[Data records]
# # # # # # #

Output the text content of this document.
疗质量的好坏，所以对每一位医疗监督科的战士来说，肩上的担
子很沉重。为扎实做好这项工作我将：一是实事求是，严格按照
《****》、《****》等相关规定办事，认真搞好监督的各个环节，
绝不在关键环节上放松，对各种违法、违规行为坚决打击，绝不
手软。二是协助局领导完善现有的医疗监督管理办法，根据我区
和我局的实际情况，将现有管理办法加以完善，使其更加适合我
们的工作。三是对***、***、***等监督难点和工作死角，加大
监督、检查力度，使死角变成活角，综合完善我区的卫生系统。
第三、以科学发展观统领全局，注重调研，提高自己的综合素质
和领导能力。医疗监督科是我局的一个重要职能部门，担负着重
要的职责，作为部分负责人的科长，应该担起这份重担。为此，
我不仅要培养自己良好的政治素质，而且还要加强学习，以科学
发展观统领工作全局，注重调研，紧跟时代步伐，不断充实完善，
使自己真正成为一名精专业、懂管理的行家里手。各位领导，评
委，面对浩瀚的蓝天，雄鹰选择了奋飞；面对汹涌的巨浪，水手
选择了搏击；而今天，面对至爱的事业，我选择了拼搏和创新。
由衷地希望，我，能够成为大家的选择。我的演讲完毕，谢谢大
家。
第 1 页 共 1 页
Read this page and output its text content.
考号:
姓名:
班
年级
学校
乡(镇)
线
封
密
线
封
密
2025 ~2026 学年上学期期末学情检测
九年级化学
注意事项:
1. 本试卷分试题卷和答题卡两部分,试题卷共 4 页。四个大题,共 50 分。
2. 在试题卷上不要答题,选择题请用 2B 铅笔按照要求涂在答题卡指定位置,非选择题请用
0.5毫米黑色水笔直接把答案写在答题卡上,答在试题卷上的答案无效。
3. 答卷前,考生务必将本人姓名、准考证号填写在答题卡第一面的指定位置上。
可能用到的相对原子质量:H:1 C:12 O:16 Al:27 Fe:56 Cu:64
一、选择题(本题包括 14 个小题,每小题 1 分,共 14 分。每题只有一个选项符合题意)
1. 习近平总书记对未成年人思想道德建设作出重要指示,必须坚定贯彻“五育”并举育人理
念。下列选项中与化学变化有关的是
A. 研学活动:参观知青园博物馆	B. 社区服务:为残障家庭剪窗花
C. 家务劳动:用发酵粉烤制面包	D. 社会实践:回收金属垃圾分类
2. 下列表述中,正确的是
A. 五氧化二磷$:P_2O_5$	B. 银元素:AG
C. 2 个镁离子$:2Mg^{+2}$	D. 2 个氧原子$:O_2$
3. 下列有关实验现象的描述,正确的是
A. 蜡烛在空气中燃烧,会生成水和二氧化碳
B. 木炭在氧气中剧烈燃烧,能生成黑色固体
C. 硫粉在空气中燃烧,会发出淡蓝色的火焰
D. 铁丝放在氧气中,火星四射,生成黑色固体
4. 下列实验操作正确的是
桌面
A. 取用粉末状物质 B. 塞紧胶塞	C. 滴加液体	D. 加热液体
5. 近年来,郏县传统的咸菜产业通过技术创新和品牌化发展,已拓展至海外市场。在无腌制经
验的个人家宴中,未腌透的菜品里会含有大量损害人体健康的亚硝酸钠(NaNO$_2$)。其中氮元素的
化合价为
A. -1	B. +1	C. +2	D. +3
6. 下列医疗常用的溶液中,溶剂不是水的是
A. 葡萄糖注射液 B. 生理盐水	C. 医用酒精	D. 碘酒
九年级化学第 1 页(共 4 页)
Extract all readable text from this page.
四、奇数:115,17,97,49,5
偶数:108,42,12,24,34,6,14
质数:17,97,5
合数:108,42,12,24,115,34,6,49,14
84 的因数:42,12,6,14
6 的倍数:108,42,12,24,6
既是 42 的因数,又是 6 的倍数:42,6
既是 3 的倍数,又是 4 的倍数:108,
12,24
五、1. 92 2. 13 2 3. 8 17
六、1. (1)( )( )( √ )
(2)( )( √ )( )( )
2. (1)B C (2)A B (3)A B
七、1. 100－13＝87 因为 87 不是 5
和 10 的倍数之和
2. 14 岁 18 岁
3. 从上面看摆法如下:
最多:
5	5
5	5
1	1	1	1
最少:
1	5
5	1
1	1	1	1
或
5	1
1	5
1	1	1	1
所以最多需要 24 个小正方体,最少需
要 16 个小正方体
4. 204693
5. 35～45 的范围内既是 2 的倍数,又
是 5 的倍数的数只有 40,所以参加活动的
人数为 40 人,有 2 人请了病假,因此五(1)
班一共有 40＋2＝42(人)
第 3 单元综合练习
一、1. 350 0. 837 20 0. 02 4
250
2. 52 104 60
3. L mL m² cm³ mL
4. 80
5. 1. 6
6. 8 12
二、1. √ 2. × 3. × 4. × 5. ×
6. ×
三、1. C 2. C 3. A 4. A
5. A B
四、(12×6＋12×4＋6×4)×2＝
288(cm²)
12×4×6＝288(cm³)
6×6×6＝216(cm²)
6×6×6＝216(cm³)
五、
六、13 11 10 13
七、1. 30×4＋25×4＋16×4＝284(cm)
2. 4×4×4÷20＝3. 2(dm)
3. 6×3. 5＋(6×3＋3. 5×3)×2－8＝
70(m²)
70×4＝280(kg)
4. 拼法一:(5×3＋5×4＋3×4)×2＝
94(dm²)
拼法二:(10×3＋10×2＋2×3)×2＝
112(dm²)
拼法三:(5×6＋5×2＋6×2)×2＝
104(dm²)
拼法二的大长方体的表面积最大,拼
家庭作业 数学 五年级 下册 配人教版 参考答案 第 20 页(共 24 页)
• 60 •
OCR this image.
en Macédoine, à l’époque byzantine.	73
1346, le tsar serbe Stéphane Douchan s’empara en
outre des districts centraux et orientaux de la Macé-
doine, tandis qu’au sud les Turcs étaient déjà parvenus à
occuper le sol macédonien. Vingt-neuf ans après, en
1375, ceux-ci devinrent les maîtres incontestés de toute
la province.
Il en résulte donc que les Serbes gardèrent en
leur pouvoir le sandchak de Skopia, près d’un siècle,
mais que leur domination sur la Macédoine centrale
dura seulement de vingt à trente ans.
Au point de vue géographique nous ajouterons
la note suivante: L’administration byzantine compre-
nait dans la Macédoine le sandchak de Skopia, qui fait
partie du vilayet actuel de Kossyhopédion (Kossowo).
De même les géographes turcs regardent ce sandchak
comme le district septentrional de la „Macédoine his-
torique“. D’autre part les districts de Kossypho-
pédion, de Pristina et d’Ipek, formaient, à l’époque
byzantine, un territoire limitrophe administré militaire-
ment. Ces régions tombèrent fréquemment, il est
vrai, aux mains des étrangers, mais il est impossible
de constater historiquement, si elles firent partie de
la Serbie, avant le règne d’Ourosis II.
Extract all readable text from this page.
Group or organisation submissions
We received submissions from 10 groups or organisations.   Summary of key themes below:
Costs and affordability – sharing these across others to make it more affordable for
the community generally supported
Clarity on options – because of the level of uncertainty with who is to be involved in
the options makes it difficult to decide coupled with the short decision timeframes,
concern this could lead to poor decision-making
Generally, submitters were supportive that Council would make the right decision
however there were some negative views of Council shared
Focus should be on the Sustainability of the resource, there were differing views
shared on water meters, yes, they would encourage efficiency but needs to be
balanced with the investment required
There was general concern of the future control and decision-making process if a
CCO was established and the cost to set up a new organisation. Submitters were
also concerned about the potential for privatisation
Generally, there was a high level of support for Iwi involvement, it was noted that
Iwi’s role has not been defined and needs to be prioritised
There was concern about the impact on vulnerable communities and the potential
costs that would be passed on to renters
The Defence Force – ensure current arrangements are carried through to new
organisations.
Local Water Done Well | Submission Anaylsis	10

# # # # # # #

Type out the full listing again, exactly as given.

**OUTPUT BELOW:**
Output the text content of this document.
疗质量的好坏，所以对每一位医疗监督科的战士来说，肩上的担
子很沉重。为扎实做好这项工作我将：一是实事求是，严格按照
《****》、《****》等相关规定办事，认真搞好监督的各个环节，
绝不在关键环节上放松，对各种违法、违规行为坚决打击，绝不
手软。二是协助局领导完善现有的医疗监督管理办法，根据我区
和我局的实际情况，将现有管理办法加以完善，使其更加适合我
们的工作。三是对***、***、***等监督难点和工作死角，加大
监督、检查力度，使死角变成活角，综合完善我区的卫生系统。
第三、以科学发展观统领全局，注重调研，提高自己的综合素质
和领导能力。医疗监督科是我局的一个重要职能部门，担负着重
要的职责，作为部分负责人的科长，应该担起这份重担。为此，
我不仅要培养自己良好的政治素质，而且还要加强学习，以科学
发展观统领工作全局，注重调研，紧跟时代步伐，不断充实完善，
使自己真正成为一名精专业、懂管理的行家里手。各位领导，评
委，面对浩瀚的蓝天，雄鹰选择了奋飞；面对汹涌的巨浪，水手
选择了搏击；而今天，面对至爱的事业，我选择了拼搏和创新。
由衷地希望，我，能够成为大家的选择。我的演讲完毕，谢谢大
家。
第 1 页 共 1 页
Read this page and output its text content.
考号:
姓名:
班
年级
学校
乡(镇)
线
封
密
线
封
密
2025 ~2026 学年上学期期末学情检测
九年级化学
注意事项:
1. 本试卷分试题卷和答题卡两部分,试题卷共 4 页。四个大题,共 50 分。
2. 在试题卷上不要答题,选择题请用 2B 铅笔按照要求涂在答题卡指定位置,非选择题请用
0.5毫米黑色水笔直接把答案写在答题卡上,答在试题卷上的答案无效。
3. 答卷前,考生务必将本人姓名、准考证号填写在答题卡第一面的指定位置上。
可能用到的相对原子质量:H:1 C:12 O:16 Al:27 Fe:56 Cu:64
一、选择题(本题包括 14 个小题,每小题 1 分,共 14 分。每题只有一个选项符合题意)
1. 习近平总书记对未成年人思想道德建设作出重要指示,必须坚定贯彻“五育”并举育人理
念。下列选项中与化学变化有关的是
A. 研学活动:参观知青园博物馆	B. 社区服务:为残障家庭剪窗花
C. 家务劳动:用发酵粉烤制面包	D. 社会实践:回收金属垃圾分类
2. 下列表述中,正确的是
A. 五氧化二磷$:P_2O_5$	B. 银元素:AG
C. 2 个镁离子$:2Mg^{+2}$	D. 2 个氧原子$:O_2$
3. 下列有关实验现象的描述,正确的是
A. 蜡烛在空气中燃烧,会生成水和二氧化碳
B. 木炭在氧气中剧烈燃烧,能生成黑色固体
C. 硫粉在空气中燃烧,会发出淡蓝色的火焰
D. 铁丝放在氧气中,火星四射,生成黑色固体
4. 下列实验操作正确的是
桌面
A. 取用粉末状物质 B. 塞紧胶塞	C. 滴加液体	D. 加热液体
5. 近年来,郏县传统的咸菜产业通过技术创新和品牌化发展,已拓展至海外市场。在无腌制经
验的个人家宴中,未腌透的菜品里会含有大量损害人体健康的亚硝酸钠(NaNO$_2$)。其中氮元素的
化合价为
A. -1	B. +1	C. +2	D. +3
6. 下列医疗常用的溶液中,溶剂不是水的是
A. 葡萄糖注射液 B. 生理盐水	C. 医用酒精	D. 碘酒
九年级化学第 1 页(共 4 页)
Extract all readable text from this page.
四、奇数:115,17,97,49,5
偶数:108,42,12,24,34,6,14
质数:17,97,5
合数:108,42,12,24,115,34,6,49,14
84 的因数:42,12,6,14
6 的倍数:108,42,12,24,6
既是 42 的因数,又是 6 的倍数:42,6
既是 3 的倍数,又是 4 的倍数:108,
12,24
五、1. 92 2. 13 2 3. 8 17
六、1. (1)( )( )( √ )
(2)( )( √ )( )( )
2. (1)B C (2)A B (3)A B
七、1. 100－13＝87 因为 87 不是 5
和 10 的倍数之和
2. 14 岁 18 岁
3. 从上面看摆法如下:
最多:
5	5
5	5
1	1	1	1
最少:
1	5
5	1
1	1	1	1
或
5	1
1	5
1	1	1	1
所以最多需要 24 个小正方体,最少需
要 16 个小正方体
4. 204693
5. 35～45 的范围内既是 2 的倍数,又
是 5 的倍数的数只有 40,所以参加活动的
人数为 40 人,有 2 人请了病假,因此五(1)
班一共有 40＋2＝42(人)
第 3 单元综合练习
一、1. 350 0. 837 20 0. 02 4
250
2. 52 104 60
3. L mL m² cm³ mL
4. 80
5. 1. 6
6. 8 12
二、1. √ 2. × 3. × 4. × 5. ×
6. ×
三、1. C 2. C 3. A 4. A
5. A B
四、(12×6＋12×4＋6×4)×2＝
288(cm²)
12×4×6＝288(cm³)
6×6×6＝216(cm²)
6×6×6＝216(cm³)
五、
六、13 11 10 13
七、1. 30×4＋25×4＋16×4＝284(cm)
2. 4×4×4÷20＝3. 2(dm)
3. 6×3. 5＋(6×3＋3. 5×3)×2－8＝
70(m²)
70×4＝280(kg)
4. 拼法一:(5×3＋5×4＋3×4)×2＝
94(dm²)
拼法二:(10×3＋10×2＋2×3)×2＝
112(dm²)
拼法三:(5×6＋5×2＋6×2)×2＝
104(dm²)
拼法二的大长方体的表面积最大,拼
家庭作业 数学 五年级 下册 配人教版 参考答案 第 20 页(共 24 页)
• 60 •
OCR this image.
en Macédoine, à l’époque byzantine.	73
1346, le tsar serbe Stéphane Douchan s’empara en
outre des districts centraux et orientaux de la Macé-
doine, tandis qu’au sud les Turcs étaient déjà parvenus à
occuper le sol macédonien. Vingt-neuf ans après, en
1375, ceux-ci devinrent les maîtres incontestés de toute
la province.
Il en résulte donc que les Serbes gardèrent en
leur pouvoir le sandchak de Skopia, près d’un siècle,
mais que leur domination sur la Macédoine centrale
dura seulement de vingt à trente ans.
Au point de vue géographique nous ajouterons
la note suivante: L’administration byzantine compre-
nait dans la Macédoine le sandchak de Skopia, qui fait
partie du vilayet actuel de Kossyhopédion (Kossowo).
De même les géographes turcs regardent ce sandchak
comme le district septentrional de la „Macédoine his-
torique“. D’autre part les districts de Kossypho-
pédion, de Pristina et d’Ipek, formaient, à l’époque
byzantine, un territoire limitrophe administré militaire-
ment. Ces régions tombèrent fréquemment, il est
vrai, aux mains des étrangers, mais il est impossible
de constater historiquement, si elles firent partie de
la Serbie, avant le règne d’Ourosis II.
Extract all readable text from this page.
Group or organisation submissions
We received submissions from 10 groups or organisations.   Summary of key themes below:
Costs and affordability – sharing these across others to make it more affordable for
the community generally supported
Clarity on options – because of the level of uncertainty with who is to be involved in
the options makes it difficult to decide coupled with the short decision timeframes,
concern this could lead to poor decision-making
Generally, submitters were supportive that Council would make the right decision
however there were some negative views of Council shared
Focus should be on the Sustainability of the resource, there were differing views
shared on water meters, yes, they would encourage efficiency but needs to be
balanced with the investment required
There was general concern of the future control and decision-making process if a
CCO was established and the cost to set up a new organisation. Submitters were
also concerned about the potential for privatisation
Generally, there was a high level of support for Iwi involvement, it was noted that
Iwi’s role has not been defined and needs to be prioritised
There was concern about the impact on vulnerable communities and the potential
costs that would be passed on to renters
The Defence Force – ensure current arrangements are carried through to new
organisations.
Local Water Done Well | Submission Anaylsis	10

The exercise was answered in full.